## WORK TO BE COMPLETED
Copy each line of the entries beneath that contains the word "name".

-- start of EXTRACTED ENTRIES --

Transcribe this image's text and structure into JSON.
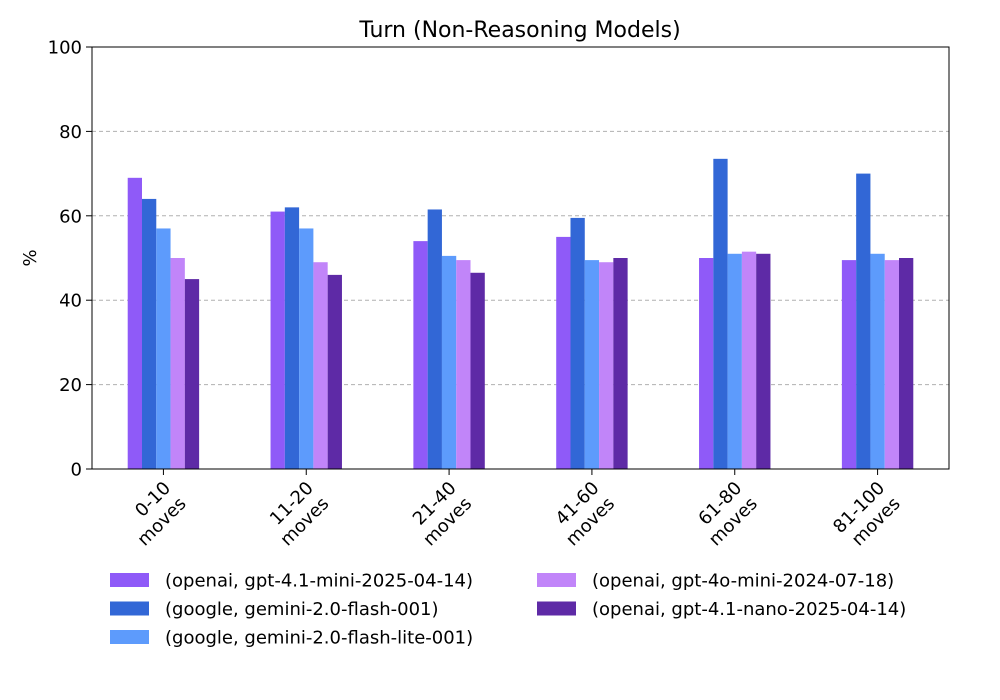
{
  "chart_data": {
    "type": "bar",
    "title": "Turn (Non-Reasoning Models)",
    "xlabel": "",
    "ylabel": "%",
    "ylim": [
      0,
      100
    ],
    "yticks": [
      0,
      20,
      40,
      60,
      80,
      100
    ],
    "grid": "horizontal dashed",
    "legend_position": "bottom",
    "categories": [
      [
        "0-10",
        "moves"
      ],
      [
        "11-20",
        "moves"
      ],
      [
        "21-40",
        "moves"
      ],
      [
        "41-60",
        "moves"
      ],
      [
        "61-80",
        "moves"
      ],
      [
        "81-100",
        "moves"
      ]
    ],
    "series": [
      {
        "name": "(openai, gpt-4.1-mini-2025-04-14)",
        "color": "#8f5af8",
        "values": [
          69,
          61,
          54,
          55,
          50,
          49.5
        ]
      },
      {
        "name": "(google, gemini-2.0-flash-001)",
        "color": "#3267d6",
        "values": [
          64,
          62,
          61.5,
          59.5,
          73.5,
          70
        ]
      },
      {
        "name": "(google, gemini-2.0-flash-lite-001)",
        "color": "#5d9bfc",
        "values": [
          57,
          57,
          50.5,
          49.5,
          51,
          51
        ]
      },
      {
        "name": "(openai, gpt-4o-mini-2024-07-18)",
        "color": "#c185f9",
        "values": [
          50,
          49,
          49.5,
          49,
          51.5,
          49.5
        ]
      },
      {
        "name": "(openai, gpt-4.1-nano-2025-04-14)",
        "color": "#5e2aa6",
        "values": [
          45,
          46,
          46.5,
          50,
          51,
          50
        ]
      }
    ]
  }
}
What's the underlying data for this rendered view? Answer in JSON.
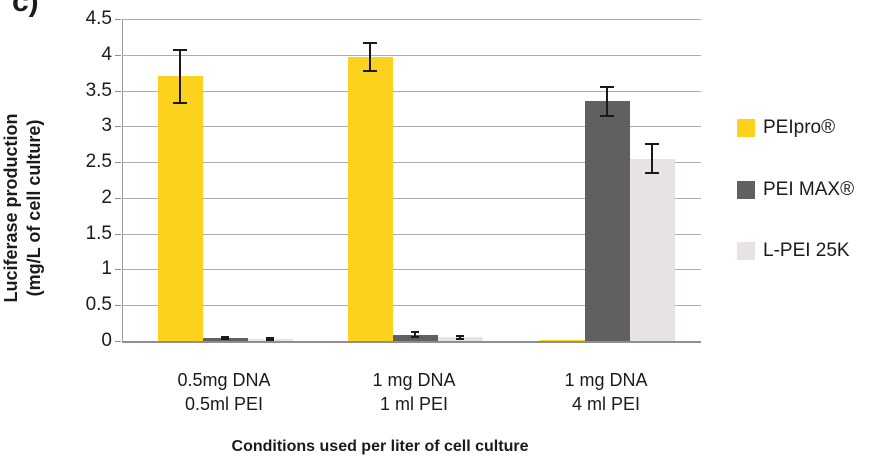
{
  "figure_label": "c)",
  "chart_data": {
    "type": "bar",
    "title": "",
    "ylabel_line1": "Luciferase production",
    "ylabel_line2": "(mg/L of cell culture)",
    "xlabel": "Conditions used per liter of cell culture",
    "ylim": [
      0,
      4.5
    ],
    "grid": true,
    "legend_position": "right",
    "yticks": [
      {
        "value": 0,
        "label": "0"
      },
      {
        "value": 0.5,
        "label": "0.5"
      },
      {
        "value": 1,
        "label": "1"
      },
      {
        "value": 1.5,
        "label": "1.5"
      },
      {
        "value": 2,
        "label": "2"
      },
      {
        "value": 2.5,
        "label": "2.5"
      },
      {
        "value": 3,
        "label": "3"
      },
      {
        "value": 3.5,
        "label": "3.5"
      },
      {
        "value": 4,
        "label": "4"
      },
      {
        "value": 4.5,
        "label": "4.5"
      }
    ],
    "categories": [
      {
        "line1": "0.5mg DNA",
        "line2": "0.5ml PEI"
      },
      {
        "line1": "1 mg DNA",
        "line2": "1 ml PEI"
      },
      {
        "line1": "1 mg DNA",
        "line2": "4 ml PEI"
      }
    ],
    "series": [
      {
        "name": "PEIpro®",
        "color": "#FCD21E",
        "values": [
          3.7,
          3.97,
          0.015
        ],
        "errors": [
          0.37,
          0.19,
          0
        ]
      },
      {
        "name": "PEI MAX®",
        "color": "#606063",
        "values": [
          0.04,
          0.09,
          3.35
        ],
        "errors": [
          0.015,
          0.03,
          0.2
        ]
      },
      {
        "name": "L-PEI 25K",
        "color": "#E6E2E6",
        "values": [
          0.025,
          0.05,
          2.55
        ],
        "errors": [
          0.012,
          0.025,
          0.2
        ]
      }
    ],
    "colors": {
      "gridline": "#ADADAD",
      "axis": "#8F8F8F",
      "error_bar": "#1A1A1A",
      "text": "#1B1B1B"
    }
  }
}
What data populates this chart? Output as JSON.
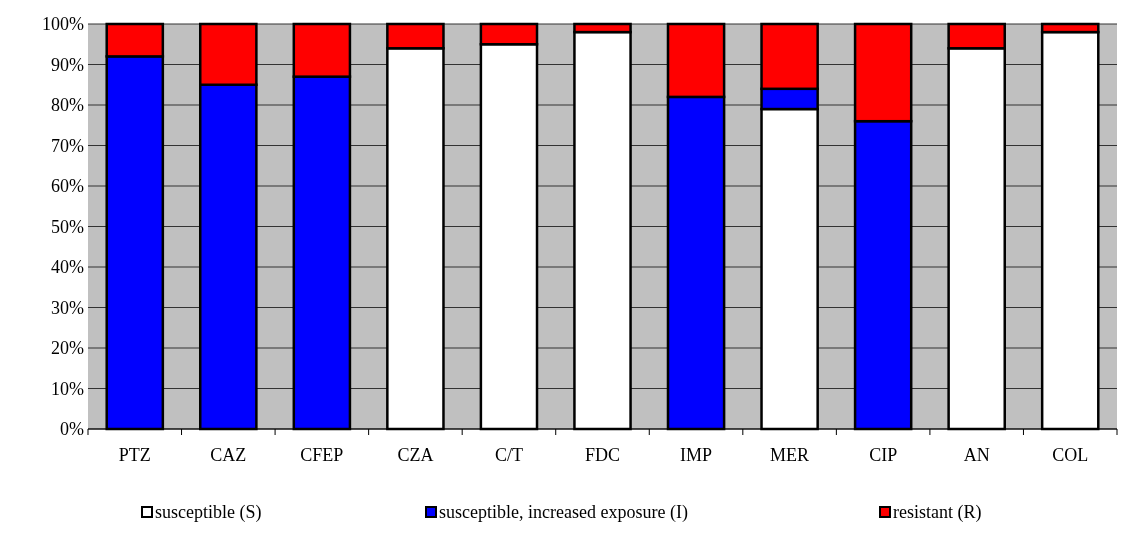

-- end of EXTRACTED ENTRIES --

## TASK RESPONSE
        "name": "(openai, gpt-4.1-mini-2025-04-14)",
        "name": "(google, gemini-2.0-flash-001)",
        "name": "(google, gemini-2.0-flash-lite-001)",
        "name": "(openai, gpt-4o-mini-2024-07-18)",
        "name": "(openai, gpt-4.1-nano-2025-04-14)",
        "name": "PEIpro®",
        "name": "PEI MAX®",
        "name": "L-PEI 25K",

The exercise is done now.